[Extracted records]
+ + + + +

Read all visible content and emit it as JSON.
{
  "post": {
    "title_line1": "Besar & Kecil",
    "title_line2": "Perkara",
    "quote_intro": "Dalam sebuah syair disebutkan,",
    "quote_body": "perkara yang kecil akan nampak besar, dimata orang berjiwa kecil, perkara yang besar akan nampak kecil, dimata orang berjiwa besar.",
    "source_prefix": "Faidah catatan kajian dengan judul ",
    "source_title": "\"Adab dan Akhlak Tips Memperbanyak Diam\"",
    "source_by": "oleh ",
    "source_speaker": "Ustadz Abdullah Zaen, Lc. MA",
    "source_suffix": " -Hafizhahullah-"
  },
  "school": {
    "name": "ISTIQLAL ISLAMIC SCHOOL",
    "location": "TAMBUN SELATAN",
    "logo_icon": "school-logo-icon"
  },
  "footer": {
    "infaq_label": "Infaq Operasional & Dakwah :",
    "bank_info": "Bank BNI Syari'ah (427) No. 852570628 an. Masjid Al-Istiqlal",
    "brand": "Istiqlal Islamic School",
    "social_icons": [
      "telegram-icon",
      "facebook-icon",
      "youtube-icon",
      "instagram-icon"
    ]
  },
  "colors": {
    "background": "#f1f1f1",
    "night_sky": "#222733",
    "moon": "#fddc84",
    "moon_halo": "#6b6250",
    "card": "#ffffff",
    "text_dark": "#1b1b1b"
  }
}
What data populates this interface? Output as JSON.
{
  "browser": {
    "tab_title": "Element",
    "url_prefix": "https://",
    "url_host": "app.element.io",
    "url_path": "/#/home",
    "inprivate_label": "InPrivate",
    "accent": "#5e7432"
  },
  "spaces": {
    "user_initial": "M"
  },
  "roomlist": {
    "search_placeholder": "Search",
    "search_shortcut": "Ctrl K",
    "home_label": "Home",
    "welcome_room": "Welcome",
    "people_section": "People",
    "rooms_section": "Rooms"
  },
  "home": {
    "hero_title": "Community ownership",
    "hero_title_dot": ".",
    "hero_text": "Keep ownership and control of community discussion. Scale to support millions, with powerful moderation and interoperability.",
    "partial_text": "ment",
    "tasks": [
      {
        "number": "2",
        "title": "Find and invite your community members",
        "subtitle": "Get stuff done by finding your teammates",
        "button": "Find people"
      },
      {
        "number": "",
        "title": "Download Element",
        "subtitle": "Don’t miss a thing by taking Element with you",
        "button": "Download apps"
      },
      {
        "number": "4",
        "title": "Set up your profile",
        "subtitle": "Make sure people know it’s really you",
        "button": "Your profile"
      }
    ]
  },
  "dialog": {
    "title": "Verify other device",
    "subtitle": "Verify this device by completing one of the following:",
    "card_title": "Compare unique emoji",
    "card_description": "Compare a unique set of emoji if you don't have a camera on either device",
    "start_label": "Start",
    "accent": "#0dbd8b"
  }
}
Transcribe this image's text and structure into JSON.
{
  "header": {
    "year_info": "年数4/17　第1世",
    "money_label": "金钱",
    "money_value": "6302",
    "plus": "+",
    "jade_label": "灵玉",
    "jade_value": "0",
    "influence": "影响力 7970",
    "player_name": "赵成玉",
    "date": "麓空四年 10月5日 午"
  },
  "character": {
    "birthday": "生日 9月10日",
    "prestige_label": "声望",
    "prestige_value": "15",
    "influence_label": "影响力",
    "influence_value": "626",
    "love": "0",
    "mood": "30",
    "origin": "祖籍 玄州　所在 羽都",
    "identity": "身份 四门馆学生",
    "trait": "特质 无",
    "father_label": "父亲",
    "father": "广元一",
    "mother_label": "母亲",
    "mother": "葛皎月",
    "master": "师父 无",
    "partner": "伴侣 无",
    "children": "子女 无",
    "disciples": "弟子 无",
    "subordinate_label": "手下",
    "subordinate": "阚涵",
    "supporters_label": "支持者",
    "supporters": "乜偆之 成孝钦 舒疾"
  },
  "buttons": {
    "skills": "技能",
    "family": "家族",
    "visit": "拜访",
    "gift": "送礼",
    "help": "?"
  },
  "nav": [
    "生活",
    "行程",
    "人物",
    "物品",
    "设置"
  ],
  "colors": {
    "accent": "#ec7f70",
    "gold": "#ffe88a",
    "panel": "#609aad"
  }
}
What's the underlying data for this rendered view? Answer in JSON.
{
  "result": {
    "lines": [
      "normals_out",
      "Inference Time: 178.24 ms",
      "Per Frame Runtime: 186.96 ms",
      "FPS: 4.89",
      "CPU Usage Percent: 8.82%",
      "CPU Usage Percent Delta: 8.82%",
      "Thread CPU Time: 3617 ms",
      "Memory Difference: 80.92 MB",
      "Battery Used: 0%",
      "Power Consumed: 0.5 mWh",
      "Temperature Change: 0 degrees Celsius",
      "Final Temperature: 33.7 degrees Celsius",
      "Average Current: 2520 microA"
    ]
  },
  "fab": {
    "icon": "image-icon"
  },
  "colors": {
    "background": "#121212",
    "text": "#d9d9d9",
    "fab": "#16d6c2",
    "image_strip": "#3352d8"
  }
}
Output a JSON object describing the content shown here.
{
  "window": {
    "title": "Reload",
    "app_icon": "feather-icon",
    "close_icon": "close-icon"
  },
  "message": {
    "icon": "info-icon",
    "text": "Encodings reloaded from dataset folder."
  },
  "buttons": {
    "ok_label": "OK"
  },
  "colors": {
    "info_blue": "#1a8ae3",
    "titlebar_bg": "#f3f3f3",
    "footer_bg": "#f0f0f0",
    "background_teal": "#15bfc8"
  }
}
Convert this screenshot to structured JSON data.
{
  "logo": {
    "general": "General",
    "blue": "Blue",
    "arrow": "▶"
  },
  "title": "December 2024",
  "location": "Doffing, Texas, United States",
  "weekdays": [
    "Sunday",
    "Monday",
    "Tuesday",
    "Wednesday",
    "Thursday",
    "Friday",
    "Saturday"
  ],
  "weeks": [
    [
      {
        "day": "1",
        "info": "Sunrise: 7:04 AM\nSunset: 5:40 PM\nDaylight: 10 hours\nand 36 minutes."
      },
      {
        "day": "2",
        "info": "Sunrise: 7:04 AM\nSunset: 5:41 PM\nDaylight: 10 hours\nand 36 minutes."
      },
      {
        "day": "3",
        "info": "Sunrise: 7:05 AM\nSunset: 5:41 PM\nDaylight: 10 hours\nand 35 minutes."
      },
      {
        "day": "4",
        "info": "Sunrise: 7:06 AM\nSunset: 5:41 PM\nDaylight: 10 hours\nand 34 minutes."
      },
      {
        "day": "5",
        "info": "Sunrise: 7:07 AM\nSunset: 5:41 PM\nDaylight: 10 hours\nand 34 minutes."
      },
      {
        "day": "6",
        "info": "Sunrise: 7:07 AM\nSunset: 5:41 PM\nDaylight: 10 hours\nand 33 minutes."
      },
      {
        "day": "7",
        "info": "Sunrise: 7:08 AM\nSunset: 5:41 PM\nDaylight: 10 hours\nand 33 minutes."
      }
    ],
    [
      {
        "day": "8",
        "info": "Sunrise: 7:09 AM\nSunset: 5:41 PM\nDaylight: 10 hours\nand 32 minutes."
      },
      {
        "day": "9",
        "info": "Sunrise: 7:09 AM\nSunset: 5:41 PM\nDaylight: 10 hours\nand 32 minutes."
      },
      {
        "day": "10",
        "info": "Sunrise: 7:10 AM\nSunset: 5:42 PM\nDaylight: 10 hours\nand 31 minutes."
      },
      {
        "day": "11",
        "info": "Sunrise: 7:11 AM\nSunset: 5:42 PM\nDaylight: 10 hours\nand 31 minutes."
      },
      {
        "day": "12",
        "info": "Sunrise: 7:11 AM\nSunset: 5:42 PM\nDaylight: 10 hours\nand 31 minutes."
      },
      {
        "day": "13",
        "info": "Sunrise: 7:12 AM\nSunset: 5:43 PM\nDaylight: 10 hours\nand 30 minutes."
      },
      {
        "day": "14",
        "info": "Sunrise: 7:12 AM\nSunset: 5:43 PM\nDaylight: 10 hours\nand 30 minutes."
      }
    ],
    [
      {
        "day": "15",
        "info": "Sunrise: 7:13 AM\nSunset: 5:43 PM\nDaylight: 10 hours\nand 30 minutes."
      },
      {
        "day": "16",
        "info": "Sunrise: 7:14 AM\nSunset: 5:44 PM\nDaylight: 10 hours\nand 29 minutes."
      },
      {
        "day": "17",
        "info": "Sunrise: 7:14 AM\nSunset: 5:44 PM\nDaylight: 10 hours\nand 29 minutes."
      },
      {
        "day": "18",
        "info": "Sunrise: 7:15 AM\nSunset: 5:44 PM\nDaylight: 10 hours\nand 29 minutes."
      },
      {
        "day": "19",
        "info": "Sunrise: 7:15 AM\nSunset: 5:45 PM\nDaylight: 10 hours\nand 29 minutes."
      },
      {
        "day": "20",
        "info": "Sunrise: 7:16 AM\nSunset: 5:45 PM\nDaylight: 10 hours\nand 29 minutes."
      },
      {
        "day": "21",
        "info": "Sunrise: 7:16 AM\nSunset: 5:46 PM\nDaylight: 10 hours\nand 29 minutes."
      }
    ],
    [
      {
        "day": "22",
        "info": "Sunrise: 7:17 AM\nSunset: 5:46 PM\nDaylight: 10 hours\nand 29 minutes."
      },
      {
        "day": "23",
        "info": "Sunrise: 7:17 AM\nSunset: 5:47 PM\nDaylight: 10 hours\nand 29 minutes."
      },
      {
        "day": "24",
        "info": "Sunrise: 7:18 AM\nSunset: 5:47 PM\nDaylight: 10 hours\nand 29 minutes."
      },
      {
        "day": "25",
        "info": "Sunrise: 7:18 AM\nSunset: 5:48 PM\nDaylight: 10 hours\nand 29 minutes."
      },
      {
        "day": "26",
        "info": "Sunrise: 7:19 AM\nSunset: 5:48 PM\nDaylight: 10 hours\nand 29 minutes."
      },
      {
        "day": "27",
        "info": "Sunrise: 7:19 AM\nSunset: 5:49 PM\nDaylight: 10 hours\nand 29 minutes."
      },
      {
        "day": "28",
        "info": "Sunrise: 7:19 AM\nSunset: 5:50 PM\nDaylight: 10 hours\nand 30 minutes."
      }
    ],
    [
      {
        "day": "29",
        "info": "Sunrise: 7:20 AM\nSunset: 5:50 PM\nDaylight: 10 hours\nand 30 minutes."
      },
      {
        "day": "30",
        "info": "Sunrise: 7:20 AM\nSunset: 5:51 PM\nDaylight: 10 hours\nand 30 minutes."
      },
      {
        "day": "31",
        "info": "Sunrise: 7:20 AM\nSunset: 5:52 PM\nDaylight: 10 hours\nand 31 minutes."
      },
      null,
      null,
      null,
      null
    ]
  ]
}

+ + + + +

Stated problem: Find each line with the string "Output" and copy it out.

Final answer:
What data populates this interface? Output as JSON.
Output a JSON object describing the content shown here.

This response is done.